Brano fornito
Il disegno di legge riguarda una materia che in realtà non esiste perché né l’Efsa, l’Autorità europea per la sicurezza alimentare, né tantomeno l’omologa agenzia britannica hanno ricevuto per ora alcun dossier con la richiesta di approvazione di prodotti basati sulla carne colturata. L’approccio italiano, di fatto, è ritenuto preoccupante da parte di chi cerca soluzioni per la produzione alternativa di cibo, ma, in realtà, quasi tutti ritengono che si tratti di decisioni velleitarie che non potranno avere alcuna influenza sugli altri Paesi.

Operazioni da svolgere
(a) Indica, per favore, se ciascuna affermazione concorda con il brano sulla carne colturata. Rispondi sì o no e cita esattamente le parole del brano che lo stabiliscono.
(i) L'Efsa ha già ricevuto un dossier per l'approvazione di prodotti a base di carne colturata.
(ii) Quasi tutti pensano che le decisioni italiane non influenzeranno gli altri Paesi.
(iii) Chi cerca soluzioni per la produzione alternativa di cibo considera preoccupante l'approccio italiano.
(b) Modifica il brano sulla carne colturata da "Il disegno di" fino a "sugli altri Paesi." compreso, mettendo "svizzera" al posto di "britannica".
(c) Nel brano sulla carne colturata, quale autorità indica la sigla Efsa?

(Righe con riquadri etichettati)

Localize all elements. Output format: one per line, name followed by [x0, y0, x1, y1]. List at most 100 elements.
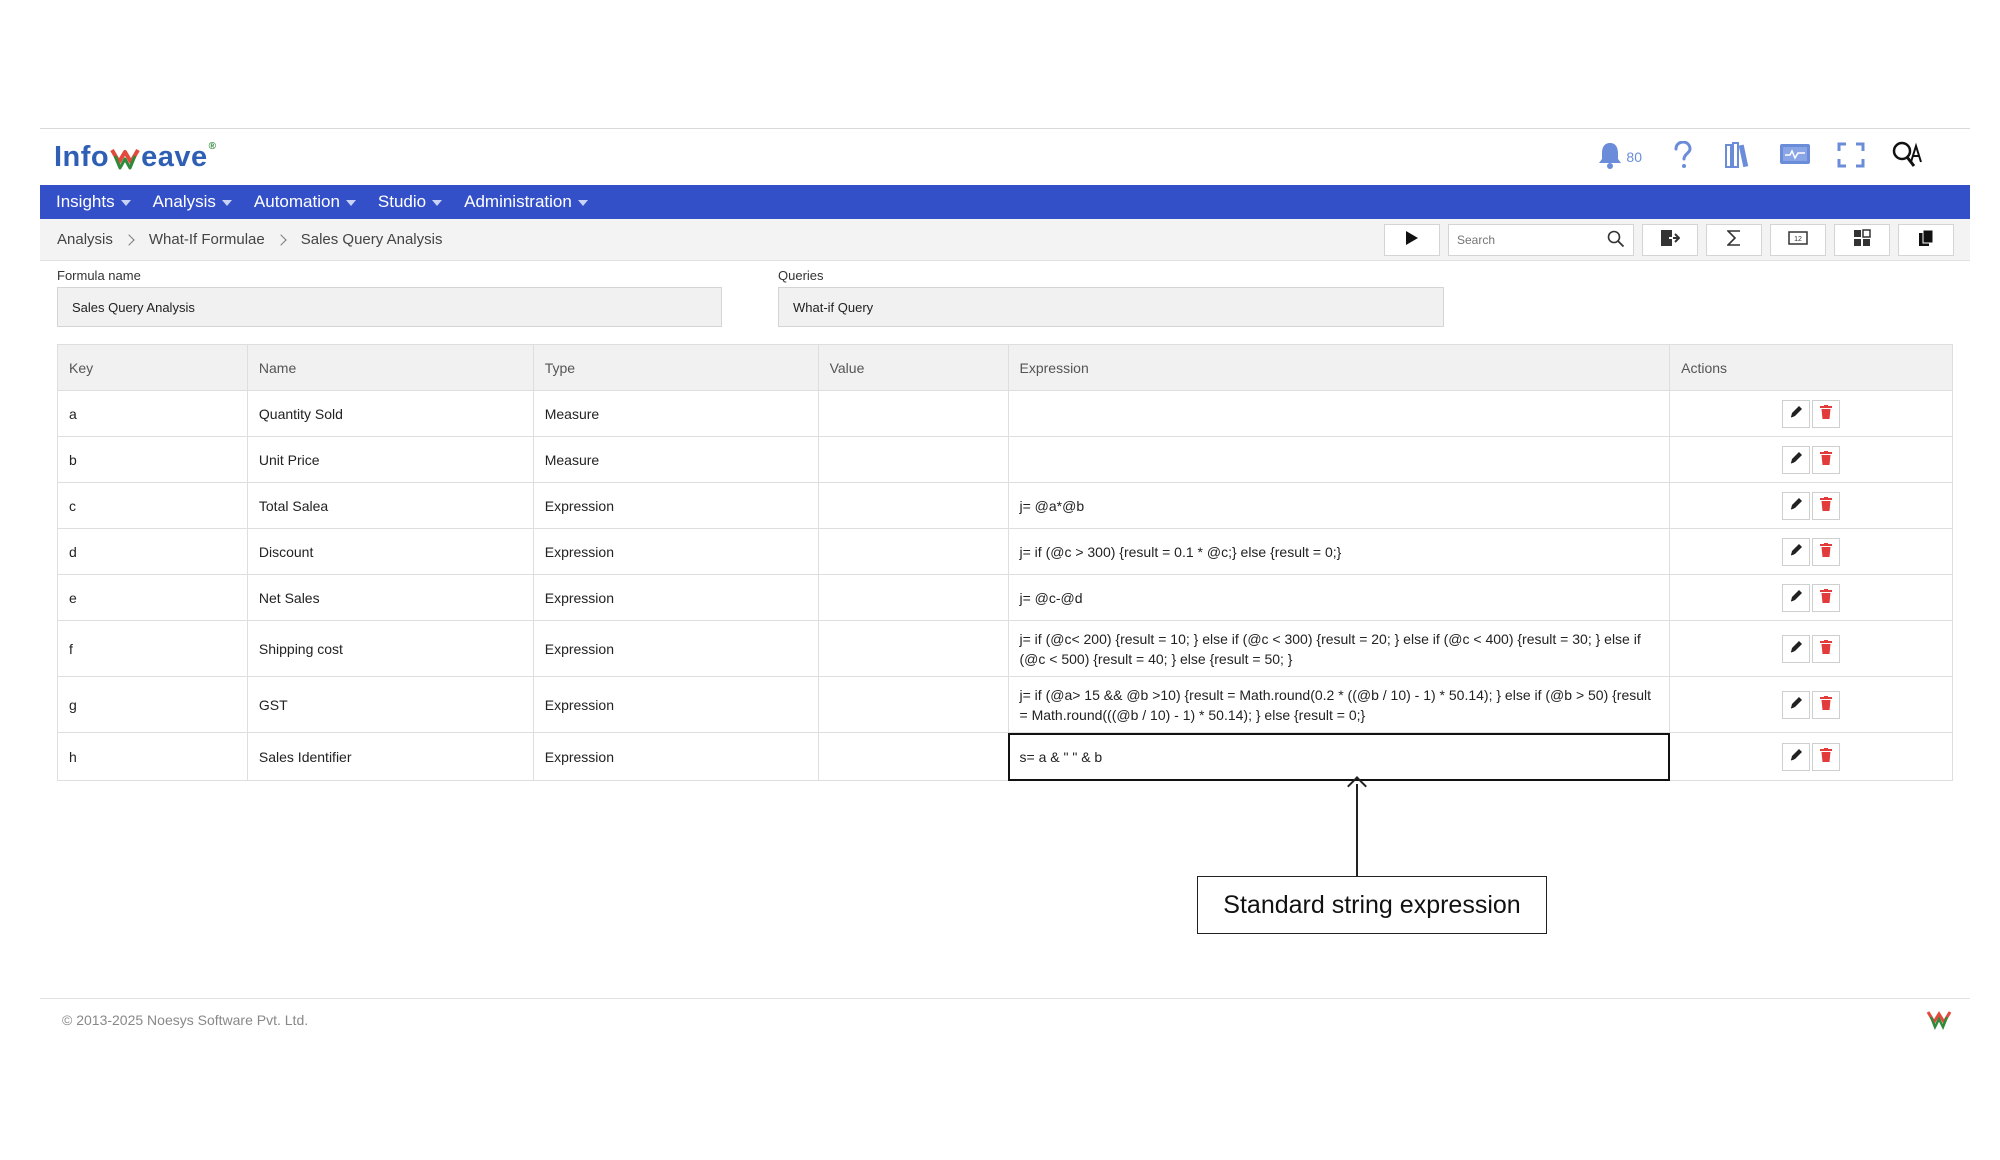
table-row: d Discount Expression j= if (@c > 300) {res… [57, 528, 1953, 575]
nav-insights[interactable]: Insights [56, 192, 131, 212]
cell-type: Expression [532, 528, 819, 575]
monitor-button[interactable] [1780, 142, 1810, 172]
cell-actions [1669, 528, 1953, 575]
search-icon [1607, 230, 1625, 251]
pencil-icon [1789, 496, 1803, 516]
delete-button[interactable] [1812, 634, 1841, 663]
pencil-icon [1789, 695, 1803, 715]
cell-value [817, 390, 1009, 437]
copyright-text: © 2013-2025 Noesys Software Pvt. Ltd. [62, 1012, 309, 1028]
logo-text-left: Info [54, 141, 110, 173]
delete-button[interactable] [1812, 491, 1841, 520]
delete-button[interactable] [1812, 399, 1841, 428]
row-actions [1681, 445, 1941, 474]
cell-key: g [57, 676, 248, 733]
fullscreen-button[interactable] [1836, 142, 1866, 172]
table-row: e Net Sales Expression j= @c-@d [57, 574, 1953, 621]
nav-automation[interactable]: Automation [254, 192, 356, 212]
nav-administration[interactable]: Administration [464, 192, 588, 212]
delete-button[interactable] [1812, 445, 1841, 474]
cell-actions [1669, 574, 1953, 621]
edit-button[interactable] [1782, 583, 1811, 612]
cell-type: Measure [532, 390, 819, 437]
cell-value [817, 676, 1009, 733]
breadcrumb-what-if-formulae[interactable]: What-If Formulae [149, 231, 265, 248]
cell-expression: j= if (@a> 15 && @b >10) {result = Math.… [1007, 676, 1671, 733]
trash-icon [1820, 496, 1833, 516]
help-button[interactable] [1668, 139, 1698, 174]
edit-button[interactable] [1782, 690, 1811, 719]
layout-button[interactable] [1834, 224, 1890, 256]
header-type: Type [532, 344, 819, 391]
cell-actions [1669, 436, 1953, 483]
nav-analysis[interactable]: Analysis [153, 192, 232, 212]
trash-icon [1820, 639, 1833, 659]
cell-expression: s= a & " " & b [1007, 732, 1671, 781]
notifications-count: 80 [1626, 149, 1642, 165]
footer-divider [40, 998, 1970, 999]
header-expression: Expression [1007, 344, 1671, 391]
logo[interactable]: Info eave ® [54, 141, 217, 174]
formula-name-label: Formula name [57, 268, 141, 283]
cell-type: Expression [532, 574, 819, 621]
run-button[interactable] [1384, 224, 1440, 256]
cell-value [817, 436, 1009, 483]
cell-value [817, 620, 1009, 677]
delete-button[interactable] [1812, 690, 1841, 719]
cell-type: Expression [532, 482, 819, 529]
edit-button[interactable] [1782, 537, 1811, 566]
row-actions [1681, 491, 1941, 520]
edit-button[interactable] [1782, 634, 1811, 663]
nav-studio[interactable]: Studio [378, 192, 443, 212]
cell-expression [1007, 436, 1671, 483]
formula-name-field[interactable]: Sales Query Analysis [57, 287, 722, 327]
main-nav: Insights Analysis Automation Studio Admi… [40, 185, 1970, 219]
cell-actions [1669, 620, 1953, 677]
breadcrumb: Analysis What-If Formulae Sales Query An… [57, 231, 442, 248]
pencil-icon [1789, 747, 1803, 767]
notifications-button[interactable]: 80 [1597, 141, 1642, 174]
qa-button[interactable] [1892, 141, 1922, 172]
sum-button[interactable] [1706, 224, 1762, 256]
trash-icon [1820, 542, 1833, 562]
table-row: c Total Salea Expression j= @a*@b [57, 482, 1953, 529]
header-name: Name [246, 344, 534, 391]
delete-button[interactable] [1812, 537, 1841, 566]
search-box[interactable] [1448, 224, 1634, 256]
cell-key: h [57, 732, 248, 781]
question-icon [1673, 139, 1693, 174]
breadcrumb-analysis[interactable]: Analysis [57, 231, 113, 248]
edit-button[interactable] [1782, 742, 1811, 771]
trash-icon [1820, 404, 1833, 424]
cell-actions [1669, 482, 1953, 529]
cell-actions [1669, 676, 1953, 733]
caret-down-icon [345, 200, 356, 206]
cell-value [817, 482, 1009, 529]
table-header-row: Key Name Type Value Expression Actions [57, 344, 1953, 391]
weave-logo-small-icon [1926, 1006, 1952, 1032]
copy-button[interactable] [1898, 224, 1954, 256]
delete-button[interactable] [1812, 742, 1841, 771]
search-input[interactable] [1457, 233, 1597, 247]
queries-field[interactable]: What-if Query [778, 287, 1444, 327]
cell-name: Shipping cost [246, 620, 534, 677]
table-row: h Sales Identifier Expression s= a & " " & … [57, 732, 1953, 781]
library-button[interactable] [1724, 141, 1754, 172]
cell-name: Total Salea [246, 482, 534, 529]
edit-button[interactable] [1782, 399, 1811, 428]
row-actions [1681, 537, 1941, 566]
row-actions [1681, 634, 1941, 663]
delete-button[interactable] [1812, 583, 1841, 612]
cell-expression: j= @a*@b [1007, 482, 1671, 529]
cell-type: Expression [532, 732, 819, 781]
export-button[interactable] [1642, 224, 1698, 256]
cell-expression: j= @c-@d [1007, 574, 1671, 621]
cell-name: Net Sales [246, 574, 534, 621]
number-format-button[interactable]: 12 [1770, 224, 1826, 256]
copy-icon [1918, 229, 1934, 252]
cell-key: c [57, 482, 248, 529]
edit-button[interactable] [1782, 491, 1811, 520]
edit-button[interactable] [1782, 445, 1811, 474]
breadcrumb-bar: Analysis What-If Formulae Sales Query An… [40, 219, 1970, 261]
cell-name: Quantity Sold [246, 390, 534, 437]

--

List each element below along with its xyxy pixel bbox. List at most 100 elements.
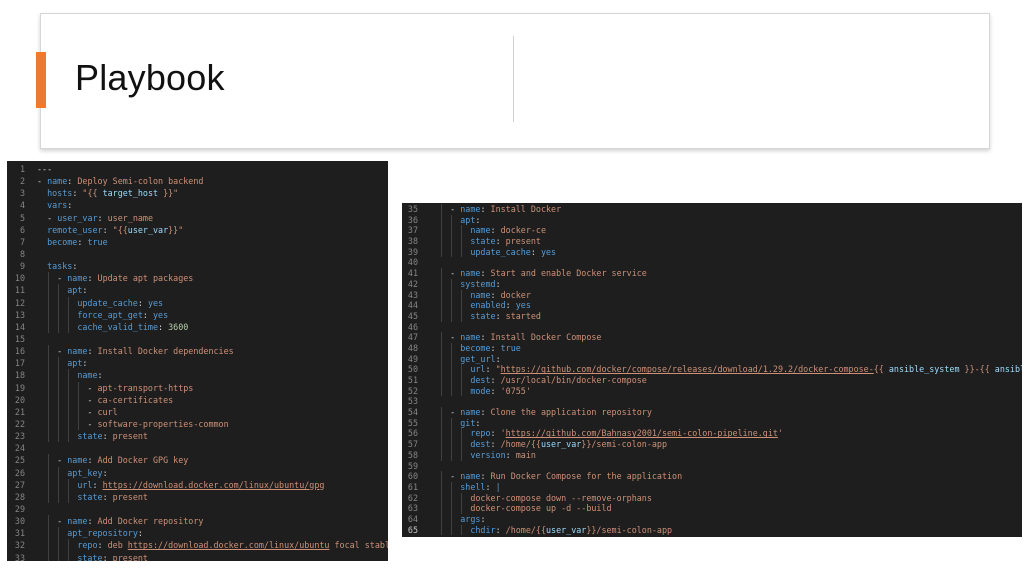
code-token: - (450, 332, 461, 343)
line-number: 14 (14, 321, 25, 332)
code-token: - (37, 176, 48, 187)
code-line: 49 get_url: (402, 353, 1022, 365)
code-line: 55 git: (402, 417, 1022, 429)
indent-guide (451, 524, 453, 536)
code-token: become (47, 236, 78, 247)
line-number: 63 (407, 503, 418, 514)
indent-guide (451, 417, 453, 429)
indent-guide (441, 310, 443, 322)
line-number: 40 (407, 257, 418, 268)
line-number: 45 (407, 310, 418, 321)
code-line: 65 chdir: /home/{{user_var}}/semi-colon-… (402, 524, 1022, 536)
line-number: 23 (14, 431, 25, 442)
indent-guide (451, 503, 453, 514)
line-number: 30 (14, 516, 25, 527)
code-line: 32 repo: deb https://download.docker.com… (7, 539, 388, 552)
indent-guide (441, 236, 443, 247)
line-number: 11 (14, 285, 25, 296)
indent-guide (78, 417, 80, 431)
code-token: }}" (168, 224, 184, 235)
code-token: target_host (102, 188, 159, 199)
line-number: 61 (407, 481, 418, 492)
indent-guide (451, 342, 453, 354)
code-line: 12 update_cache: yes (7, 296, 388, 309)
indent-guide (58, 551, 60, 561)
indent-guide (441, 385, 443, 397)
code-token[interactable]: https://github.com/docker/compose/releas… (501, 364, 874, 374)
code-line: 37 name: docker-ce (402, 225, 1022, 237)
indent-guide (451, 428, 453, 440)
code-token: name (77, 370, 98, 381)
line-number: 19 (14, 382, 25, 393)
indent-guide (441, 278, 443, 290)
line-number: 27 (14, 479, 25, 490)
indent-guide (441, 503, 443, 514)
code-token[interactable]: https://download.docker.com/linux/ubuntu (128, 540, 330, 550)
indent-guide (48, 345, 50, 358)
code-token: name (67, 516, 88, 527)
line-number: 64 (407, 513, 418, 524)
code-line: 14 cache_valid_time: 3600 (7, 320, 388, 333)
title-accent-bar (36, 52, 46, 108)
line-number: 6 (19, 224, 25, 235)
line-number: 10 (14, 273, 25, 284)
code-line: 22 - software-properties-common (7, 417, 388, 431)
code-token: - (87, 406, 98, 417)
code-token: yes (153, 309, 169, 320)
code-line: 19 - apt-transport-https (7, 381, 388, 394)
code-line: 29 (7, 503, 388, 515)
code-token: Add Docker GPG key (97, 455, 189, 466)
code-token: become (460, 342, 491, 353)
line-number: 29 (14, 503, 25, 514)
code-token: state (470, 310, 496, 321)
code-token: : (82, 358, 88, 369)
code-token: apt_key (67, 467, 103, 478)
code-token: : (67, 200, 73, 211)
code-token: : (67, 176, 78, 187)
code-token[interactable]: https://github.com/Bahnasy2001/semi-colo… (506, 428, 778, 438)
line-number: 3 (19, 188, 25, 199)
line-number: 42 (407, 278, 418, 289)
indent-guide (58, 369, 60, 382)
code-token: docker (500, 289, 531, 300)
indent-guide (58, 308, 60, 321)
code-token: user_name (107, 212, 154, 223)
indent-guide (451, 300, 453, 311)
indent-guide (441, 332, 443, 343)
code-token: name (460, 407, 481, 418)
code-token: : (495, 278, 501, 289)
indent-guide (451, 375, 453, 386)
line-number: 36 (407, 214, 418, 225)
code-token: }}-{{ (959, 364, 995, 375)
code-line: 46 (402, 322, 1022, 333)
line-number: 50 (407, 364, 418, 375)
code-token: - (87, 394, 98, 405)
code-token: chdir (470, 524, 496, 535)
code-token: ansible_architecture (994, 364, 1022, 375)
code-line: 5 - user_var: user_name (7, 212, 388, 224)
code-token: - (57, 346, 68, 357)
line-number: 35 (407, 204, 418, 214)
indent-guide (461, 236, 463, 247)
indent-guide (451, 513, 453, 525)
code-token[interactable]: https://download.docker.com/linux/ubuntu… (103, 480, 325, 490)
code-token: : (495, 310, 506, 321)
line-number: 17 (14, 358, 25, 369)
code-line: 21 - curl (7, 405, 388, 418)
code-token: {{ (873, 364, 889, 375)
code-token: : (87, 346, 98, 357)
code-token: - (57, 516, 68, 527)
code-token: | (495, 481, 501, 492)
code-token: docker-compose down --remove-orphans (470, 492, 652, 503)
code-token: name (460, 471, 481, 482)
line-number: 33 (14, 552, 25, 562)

==

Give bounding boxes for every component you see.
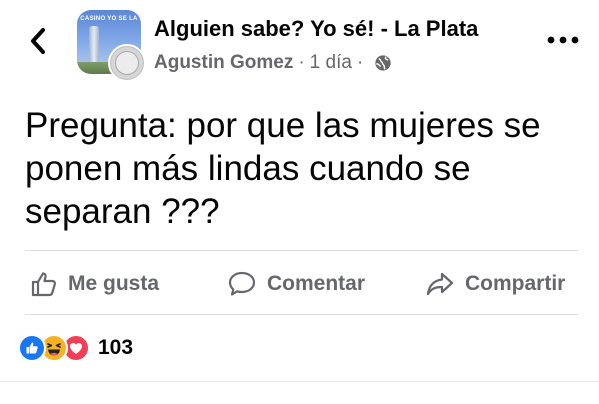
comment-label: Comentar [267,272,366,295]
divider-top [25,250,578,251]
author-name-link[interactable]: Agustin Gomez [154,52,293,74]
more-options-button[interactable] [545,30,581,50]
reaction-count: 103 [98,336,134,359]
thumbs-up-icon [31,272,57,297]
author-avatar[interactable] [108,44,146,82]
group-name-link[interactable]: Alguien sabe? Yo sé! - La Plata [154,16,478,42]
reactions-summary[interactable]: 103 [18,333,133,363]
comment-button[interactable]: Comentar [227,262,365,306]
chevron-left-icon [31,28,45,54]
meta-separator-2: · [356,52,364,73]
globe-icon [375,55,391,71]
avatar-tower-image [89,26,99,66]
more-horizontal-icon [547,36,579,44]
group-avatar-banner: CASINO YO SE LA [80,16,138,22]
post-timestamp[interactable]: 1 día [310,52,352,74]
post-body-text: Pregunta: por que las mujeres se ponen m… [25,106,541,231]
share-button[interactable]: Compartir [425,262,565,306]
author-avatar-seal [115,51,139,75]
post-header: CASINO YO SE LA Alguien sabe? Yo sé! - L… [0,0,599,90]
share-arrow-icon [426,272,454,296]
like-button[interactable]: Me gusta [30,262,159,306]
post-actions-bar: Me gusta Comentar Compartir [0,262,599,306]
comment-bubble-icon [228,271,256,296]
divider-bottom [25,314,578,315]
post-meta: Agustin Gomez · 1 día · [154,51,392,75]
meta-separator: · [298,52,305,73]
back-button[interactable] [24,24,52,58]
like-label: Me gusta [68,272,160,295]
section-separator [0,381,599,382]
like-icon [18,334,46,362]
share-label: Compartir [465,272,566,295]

Risposte corrette
(a)
(i) No: "né l’Efsa, l’Autorità europea per la sicurezza alimentare, né tantomeno l’omologa agenzia britannica hanno ricevuto per ora alcun dossier"
(ii) Sì: "quasi tutti ritengono che si tratti di decisioni velleitarie che non potranno avere alcuna influenza sugli altri Paesi"
(iii) Sì: "è ritenuto preoccupante da parte di chi cerca soluzioni per la produzione alternativa di cibo"

(b)
Il disegno di legge riguarda una materia che in realtà non esiste perché né l’Efsa, l’Autorità europea per la sicurezza alimentare, né tantomeno l’omologa agenzia svizzera hanno ricevuto per ora alcun dossier con la richiesta di approvazione di prodotti basati sulla carne colturata. L’approccio italiano, di fatto, è ritenuto preoccupante da parte di chi cerca soluzioni per la produzione alternativa di cibo, ma, in realtà, quasi tutti ritengono che si tratti di decisioni velleitarie che non potranno avere alcuna influenza sugli altri Paesi.

(c) L’Autorità europea per la sicurezza alimentare.